Copy whichever lines contain the string "INTL".

## The records
* * *
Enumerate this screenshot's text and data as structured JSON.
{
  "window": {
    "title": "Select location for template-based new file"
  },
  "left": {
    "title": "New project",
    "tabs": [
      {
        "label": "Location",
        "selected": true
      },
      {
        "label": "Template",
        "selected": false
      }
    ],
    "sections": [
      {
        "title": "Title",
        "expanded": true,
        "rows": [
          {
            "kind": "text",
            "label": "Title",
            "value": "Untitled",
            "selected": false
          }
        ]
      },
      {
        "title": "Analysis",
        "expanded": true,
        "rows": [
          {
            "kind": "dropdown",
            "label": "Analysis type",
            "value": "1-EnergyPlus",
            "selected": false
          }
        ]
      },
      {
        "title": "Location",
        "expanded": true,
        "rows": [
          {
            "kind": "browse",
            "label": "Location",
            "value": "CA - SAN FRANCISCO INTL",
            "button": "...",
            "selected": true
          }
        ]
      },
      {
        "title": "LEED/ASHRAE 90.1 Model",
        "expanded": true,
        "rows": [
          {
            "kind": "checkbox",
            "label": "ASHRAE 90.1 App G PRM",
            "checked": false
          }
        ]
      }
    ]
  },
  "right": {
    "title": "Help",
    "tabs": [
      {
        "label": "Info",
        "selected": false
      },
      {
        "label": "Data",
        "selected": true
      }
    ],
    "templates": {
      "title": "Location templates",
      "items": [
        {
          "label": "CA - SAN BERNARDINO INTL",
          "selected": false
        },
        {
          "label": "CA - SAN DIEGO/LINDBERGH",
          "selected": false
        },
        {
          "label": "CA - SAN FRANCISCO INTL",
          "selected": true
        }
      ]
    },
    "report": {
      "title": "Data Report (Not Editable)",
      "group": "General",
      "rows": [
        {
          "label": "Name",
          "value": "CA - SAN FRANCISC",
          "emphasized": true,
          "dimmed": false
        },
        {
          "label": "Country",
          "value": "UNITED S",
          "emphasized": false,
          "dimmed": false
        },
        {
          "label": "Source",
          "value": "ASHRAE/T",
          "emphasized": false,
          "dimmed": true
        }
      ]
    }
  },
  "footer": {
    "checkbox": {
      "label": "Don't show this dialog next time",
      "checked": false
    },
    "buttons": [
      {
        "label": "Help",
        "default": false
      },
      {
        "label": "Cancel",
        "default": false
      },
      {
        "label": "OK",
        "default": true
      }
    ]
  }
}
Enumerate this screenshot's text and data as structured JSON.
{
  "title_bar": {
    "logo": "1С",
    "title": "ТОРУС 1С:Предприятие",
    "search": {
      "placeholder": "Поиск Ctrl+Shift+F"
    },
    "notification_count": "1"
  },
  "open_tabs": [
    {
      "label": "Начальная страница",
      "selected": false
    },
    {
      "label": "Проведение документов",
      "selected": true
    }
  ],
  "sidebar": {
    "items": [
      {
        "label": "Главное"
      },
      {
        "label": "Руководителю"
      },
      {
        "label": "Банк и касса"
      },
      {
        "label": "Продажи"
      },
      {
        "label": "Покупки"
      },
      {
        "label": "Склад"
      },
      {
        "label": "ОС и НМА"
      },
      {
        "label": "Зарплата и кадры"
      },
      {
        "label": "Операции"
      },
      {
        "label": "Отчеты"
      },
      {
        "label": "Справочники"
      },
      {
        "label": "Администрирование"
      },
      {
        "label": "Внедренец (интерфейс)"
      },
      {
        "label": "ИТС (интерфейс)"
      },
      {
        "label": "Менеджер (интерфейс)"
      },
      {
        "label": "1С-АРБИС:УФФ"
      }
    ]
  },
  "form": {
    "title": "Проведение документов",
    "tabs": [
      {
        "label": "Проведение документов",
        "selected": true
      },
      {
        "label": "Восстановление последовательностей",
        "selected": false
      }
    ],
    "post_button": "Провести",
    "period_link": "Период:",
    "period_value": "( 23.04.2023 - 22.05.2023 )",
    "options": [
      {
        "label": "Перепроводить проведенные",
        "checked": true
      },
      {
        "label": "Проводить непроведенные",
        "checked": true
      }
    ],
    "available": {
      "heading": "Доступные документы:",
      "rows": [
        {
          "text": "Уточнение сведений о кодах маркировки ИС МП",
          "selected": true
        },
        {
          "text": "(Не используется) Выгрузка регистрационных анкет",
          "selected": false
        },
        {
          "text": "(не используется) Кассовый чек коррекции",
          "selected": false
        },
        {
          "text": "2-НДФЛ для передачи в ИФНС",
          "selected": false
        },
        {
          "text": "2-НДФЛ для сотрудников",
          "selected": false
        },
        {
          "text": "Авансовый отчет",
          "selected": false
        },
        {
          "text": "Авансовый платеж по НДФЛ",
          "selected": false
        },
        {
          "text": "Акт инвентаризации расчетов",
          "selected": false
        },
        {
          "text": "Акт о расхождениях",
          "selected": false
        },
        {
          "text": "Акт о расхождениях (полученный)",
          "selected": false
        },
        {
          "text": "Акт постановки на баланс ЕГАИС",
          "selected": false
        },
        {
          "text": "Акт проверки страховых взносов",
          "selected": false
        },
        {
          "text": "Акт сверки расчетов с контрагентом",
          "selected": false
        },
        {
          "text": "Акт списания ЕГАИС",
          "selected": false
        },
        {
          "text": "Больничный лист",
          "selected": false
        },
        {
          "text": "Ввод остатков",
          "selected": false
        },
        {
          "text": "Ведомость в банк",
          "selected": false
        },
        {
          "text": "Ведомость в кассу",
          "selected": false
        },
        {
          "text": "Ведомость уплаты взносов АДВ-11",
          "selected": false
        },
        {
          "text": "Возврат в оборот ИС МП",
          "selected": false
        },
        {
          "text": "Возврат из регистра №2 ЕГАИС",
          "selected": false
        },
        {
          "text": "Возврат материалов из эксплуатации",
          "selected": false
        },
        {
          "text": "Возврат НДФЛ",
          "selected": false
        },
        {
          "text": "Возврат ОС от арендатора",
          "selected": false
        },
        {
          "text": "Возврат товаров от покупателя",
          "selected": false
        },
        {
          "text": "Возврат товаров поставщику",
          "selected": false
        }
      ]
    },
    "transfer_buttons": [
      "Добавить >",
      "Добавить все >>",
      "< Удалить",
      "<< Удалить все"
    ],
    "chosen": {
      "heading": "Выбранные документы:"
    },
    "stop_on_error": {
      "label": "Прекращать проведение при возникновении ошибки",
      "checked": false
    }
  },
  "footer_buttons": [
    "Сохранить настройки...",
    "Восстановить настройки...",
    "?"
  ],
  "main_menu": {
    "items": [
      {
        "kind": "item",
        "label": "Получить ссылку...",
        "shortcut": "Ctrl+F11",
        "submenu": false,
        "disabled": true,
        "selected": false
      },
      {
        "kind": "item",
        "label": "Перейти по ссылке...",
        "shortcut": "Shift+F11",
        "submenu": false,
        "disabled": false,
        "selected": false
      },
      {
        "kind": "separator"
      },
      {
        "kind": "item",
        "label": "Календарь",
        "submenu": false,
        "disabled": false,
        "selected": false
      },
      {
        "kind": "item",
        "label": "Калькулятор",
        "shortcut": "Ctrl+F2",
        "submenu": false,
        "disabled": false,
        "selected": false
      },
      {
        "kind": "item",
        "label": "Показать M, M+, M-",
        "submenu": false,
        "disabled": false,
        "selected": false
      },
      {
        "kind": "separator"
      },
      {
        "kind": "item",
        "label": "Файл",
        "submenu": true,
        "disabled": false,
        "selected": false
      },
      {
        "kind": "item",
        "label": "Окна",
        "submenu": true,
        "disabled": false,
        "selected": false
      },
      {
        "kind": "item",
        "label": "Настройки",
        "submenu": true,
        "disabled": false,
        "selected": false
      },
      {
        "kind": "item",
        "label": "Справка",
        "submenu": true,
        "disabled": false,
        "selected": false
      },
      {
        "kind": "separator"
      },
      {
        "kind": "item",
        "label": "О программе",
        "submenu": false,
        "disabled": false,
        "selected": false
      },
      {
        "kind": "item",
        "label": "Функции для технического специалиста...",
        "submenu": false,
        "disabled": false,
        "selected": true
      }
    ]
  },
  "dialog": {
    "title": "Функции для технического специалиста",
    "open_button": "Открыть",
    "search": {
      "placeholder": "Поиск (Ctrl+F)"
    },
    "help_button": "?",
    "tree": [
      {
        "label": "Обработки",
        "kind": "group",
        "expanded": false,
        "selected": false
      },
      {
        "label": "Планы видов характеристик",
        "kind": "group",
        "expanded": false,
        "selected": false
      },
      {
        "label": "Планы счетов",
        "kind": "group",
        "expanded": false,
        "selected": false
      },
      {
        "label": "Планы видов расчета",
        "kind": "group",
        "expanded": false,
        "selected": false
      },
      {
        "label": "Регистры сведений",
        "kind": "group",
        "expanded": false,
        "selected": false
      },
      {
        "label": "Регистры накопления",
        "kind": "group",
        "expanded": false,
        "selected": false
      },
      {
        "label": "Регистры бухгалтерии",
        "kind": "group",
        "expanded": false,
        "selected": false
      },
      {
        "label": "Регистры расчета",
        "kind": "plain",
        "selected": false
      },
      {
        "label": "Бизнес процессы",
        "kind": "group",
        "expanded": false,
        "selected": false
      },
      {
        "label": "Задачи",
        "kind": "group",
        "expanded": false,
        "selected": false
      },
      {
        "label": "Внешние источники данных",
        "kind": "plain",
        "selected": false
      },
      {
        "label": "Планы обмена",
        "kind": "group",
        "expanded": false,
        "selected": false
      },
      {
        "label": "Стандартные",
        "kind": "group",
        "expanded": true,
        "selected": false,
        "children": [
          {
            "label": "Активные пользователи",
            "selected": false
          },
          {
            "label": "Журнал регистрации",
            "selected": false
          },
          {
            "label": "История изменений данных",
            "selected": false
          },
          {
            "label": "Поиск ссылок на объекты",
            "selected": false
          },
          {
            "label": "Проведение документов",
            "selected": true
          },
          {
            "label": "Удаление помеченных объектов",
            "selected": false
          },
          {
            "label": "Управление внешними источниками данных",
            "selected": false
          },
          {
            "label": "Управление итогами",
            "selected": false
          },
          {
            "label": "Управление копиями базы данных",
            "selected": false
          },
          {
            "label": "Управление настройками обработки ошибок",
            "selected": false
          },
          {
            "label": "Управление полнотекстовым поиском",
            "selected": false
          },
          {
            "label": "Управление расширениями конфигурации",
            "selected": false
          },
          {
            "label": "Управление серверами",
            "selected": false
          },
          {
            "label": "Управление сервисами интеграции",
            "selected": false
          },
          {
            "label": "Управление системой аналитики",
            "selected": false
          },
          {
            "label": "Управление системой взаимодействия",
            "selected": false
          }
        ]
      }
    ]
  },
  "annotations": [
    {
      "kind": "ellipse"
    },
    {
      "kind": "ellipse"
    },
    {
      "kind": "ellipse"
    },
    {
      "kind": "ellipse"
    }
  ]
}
* * *
## Finished task
            "value": "CA - SAN FRANCISCO INTL",
          "label": "CA - SAN BERNARDINO INTL",
          "label": "CA - SAN FRANCISCO INTL",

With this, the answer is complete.